• _ENTRIES SUPPLIED_
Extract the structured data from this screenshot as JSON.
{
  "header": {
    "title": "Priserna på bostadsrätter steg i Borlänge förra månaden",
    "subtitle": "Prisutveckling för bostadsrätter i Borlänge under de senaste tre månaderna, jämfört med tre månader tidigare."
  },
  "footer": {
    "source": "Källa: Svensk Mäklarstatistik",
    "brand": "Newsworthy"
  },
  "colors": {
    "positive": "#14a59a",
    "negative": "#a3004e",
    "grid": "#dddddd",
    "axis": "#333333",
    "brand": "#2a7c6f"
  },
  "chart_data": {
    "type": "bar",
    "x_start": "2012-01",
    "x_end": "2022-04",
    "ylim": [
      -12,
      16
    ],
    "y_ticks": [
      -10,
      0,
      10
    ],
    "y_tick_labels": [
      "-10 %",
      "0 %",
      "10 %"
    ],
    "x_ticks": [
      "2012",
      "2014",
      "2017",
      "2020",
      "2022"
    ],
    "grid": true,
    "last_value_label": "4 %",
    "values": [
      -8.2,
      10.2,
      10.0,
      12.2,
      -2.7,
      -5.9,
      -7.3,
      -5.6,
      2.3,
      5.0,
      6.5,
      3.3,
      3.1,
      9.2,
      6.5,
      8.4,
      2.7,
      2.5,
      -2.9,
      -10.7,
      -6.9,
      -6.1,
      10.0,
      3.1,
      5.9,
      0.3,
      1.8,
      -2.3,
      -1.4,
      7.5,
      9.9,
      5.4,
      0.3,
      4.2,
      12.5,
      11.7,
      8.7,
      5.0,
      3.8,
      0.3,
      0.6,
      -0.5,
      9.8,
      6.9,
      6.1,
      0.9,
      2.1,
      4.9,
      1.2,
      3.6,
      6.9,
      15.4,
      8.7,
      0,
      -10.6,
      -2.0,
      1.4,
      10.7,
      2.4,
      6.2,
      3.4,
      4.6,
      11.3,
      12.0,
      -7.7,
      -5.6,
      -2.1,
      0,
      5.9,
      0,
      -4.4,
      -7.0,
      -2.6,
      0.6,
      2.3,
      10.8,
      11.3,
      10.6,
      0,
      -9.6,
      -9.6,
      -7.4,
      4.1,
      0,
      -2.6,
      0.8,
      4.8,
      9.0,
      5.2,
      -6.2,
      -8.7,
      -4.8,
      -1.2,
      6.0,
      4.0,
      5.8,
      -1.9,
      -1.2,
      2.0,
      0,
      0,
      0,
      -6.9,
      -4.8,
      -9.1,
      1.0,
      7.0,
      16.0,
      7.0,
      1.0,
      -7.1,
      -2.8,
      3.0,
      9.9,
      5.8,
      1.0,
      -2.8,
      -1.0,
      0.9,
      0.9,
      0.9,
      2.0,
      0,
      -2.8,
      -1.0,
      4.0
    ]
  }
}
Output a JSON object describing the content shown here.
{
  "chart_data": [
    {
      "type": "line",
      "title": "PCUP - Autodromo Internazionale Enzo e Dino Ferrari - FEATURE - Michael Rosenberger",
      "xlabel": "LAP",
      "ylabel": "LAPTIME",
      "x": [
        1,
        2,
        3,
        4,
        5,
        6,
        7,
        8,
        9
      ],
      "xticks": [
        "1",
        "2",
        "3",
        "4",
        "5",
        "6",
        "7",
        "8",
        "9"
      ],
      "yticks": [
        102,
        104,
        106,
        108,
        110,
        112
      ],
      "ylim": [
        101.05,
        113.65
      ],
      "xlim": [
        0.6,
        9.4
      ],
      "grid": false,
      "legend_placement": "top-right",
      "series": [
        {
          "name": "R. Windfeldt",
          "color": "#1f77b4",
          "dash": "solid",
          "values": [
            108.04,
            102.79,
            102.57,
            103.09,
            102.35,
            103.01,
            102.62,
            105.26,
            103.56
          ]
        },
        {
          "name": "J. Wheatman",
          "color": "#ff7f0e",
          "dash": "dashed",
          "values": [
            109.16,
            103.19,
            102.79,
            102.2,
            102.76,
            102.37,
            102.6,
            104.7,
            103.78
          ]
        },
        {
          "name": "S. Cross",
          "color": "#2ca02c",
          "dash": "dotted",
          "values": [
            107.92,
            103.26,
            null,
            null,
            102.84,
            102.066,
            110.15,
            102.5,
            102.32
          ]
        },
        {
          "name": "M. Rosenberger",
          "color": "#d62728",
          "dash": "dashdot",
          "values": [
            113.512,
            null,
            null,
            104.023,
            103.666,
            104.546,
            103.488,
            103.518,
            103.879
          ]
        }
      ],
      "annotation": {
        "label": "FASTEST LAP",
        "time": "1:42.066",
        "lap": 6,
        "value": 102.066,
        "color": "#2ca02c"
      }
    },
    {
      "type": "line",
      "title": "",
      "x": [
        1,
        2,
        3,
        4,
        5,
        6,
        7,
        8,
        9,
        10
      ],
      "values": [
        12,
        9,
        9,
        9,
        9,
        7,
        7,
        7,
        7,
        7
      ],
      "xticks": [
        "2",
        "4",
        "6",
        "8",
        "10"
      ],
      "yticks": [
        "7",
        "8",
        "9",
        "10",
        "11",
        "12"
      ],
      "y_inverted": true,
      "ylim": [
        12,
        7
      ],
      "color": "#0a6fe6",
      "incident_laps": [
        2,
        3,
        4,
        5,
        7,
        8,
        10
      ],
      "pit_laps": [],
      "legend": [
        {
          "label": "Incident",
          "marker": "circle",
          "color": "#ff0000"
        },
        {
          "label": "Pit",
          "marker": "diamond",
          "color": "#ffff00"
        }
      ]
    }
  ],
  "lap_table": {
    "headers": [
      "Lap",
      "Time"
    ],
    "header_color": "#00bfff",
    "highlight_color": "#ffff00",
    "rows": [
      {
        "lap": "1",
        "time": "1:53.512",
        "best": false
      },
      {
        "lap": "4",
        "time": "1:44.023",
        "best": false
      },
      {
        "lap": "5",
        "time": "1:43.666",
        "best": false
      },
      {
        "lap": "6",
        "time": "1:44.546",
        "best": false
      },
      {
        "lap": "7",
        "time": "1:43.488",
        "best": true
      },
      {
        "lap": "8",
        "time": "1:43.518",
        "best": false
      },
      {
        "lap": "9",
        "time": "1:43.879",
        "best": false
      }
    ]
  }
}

• _GOAL OF THE EXERCISE_
Output the complete data exactly as written.

• _EXERCISE ANSWER_
Extract the structured data from this screenshot as JSON.
{
  "header": {
    "title": "Priserna på bostadsrätter steg i Borlänge förra månaden",
    "subtitle": "Prisutveckling för bostadsrätter i Borlänge under de senaste tre månaderna, jämfört med tre månader tidigare."
  },
  "footer": {
    "source": "Källa: Svensk Mäklarstatistik",
    "brand": "Newsworthy"
  },
  "colors": {
    "positive": "#14a59a",
    "negative": "#a3004e",
    "grid": "#dddddd",
    "axis": "#333333",
    "brand": "#2a7c6f"
  },
  "chart_data": {
    "type": "bar",
    "x_start": "2012-01",
    "x_end": "2022-04",
    "ylim": [
      -12,
      16
    ],
    "y_ticks": [
      -10,
      0,
      10
    ],
    "y_tick_labels": [
      "-10 %",
      "0 %",
      "10 %"
    ],
    "x_ticks": [
      "2012",
      "2014",
      "2017",
      "2020",
      "2022"
    ],
    "grid": true,
    "last_value_label": "4 %",
    "values": [
      -8.2,
      10.2,
      10.0,
      12.2,
      -2.7,
      -5.9,
      -7.3,
      -5.6,
      2.3,
      5.0,
      6.5,
      3.3,
      3.1,
      9.2,
      6.5,
      8.4,
      2.7,
      2.5,
      -2.9,
      -10.7,
      -6.9,
      -6.1,
      10.0,
      3.1,
      5.9,
      0.3,
      1.8,
      -2.3,
      -1.4,
      7.5,
      9.9,
      5.4,
      0.3,
      4.2,
      12.5,
      11.7,
      8.7,
      5.0,
      3.8,
      0.3,
      0.6,
      -0.5,
      9.8,
      6.9,
      6.1,
      0.9,
      2.1,
      4.9,
      1.2,
      3.6,
      6.9,
      15.4,
      8.7,
      0,
      -10.6,
      -2.0,
      1.4,
      10.7,
      2.4,
      6.2,
      3.4,
      4.6,
      11.3,
      12.0,
      -7.7,
      -5.6,
      -2.1,
      0,
      5.9,
      0,
      -4.4,
      -7.0,
      -2.6,
      0.6,
      2.3,
      10.8,
      11.3,
      10.6,
      0,
      -9.6,
      -9.6,
      -7.4,
      4.1,
      0,
      -2.6,
      0.8,
      4.8,
      9.0,
      5.2,
      -6.2,
      -8.7,
      -4.8,
      -1.2,
      6.0,
      4.0,
      5.8,
      -1.9,
      -1.2,
      2.0,
      0,
      0,
      0,
      -6.9,
      -4.8,
      -9.1,
      1.0,
      7.0,
      16.0,
      7.0,
      1.0,
      -7.1,
      -2.8,
      3.0,
      9.9,
      5.8,
      1.0,
      -2.8,
      -1.0,
      0.9,
      0.9,
      0.9,
      2.0,
      0,
      -2.8,
      -1.0,
      4.0
    ]
  }
}
Output a JSON object describing the content shown here.
{
  "chart_data": [
    {
      "type": "line",
      "title": "PCUP - Autodromo Internazionale Enzo e Dino Ferrari - FEATURE - Michael Rosenberger",
      "xlabel": "LAP",
      "ylabel": "LAPTIME",
      "x": [
        1,
        2,
        3,
        4,
        5,
        6,
        7,
        8,
        9
      ],
      "xticks": [
        "1",
        "2",
        "3",
        "4",
        "5",
        "6",
        "7",
        "8",
        "9"
      ],
      "yticks": [
        102,
        104,
        106,
        108,
        110,
        112
      ],
      "ylim": [
        101.05,
        113.65
      ],
      "xlim": [
        0.6,
        9.4
      ],
      "grid": false,
      "legend_placement": "top-right",
      "series": [
        {
          "name": "R. Windfeldt",
          "color": "#1f77b4",
          "dash": "solid",
          "values": [
            108.04,
            102.79,
            102.57,
            103.09,
            102.35,
            103.01,
            102.62,
            105.26,
            103.56
          ]
        },
        {
          "name": "J. Wheatman",
          "color": "#ff7f0e",
          "dash": "dashed",
          "values": [
            109.16,
            103.19,
            102.79,
            102.2,
            102.76,
            102.37,
            102.6,
            104.7,
            103.78
          ]
        },
        {
          "name": "S. Cross",
          "color": "#2ca02c",
          "dash": "dotted",
          "values": [
            107.92,
            103.26,
            null,
            null,
            102.84,
            102.066,
            110.15,
            102.5,
            102.32
          ]
        },
        {
          "name": "M. Rosenberger",
          "color": "#d62728",
          "dash": "dashdot",
          "values": [
            113.512,
            null,
            null,
            104.023,
            103.666,
            104.546,
            103.488,
            103.518,
            103.879
          ]
        }
      ],
      "annotation": {
        "label": "FASTEST LAP",
        "time": "1:42.066",
        "lap": 6,
        "value": 102.066,
        "color": "#2ca02c"
      }
    },
    {
      "type": "line",
      "title": "",
      "x": [
        1,
        2,
        3,
        4,
        5,
        6,
        7,
        8,
        9,
        10
      ],
      "values": [
        12,
        9,
        9,
        9,
        9,
        7,
        7,
        7,
        7,
        7
      ],
      "xticks": [
        "2",
        "4",
        "6",
        "8",
        "10"
      ],
      "yticks": [
        "7",
        "8",
        "9",
        "10",
        "11",
        "12"
      ],
      "y_inverted": true,
      "ylim": [
        12,
        7
      ],
      "color": "#0a6fe6",
      "incident_laps": [
        2,
        3,
        4,
        5,
        7,
        8,
        10
      ],
      "pit_laps": [],
      "legend": [
        {
          "label": "Incident",
          "marker": "circle",
          "color": "#ff0000"
        },
        {
          "label": "Pit",
          "marker": "diamond",
          "color": "#ffff00"
        }
      ]
    }
  ],
  "lap_table": {
    "headers": [
      "Lap",
      "Time"
    ],
    "header_color": "#00bfff",
    "highlight_color": "#ffff00",
    "rows": [
      {
        "lap": "1",
        "time": "1:53.512",
        "best": false
      },
      {
        "lap": "4",
        "time": "1:44.023",
        "best": false
      },
      {
        "lap": "5",
        "time": "1:43.666",
        "best": false
      },
      {
        "lap": "6",
        "time": "1:44.546",
        "best": false
      },
      {
        "lap": "7",
        "time": "1:43.488",
        "best": true
      },
      {
        "lap": "8",
        "time": "1:43.518",
        "best": false
      },
      {
        "lap": "9",
        "time": "1:43.879",
        "best": false
      }
    ]
  }
}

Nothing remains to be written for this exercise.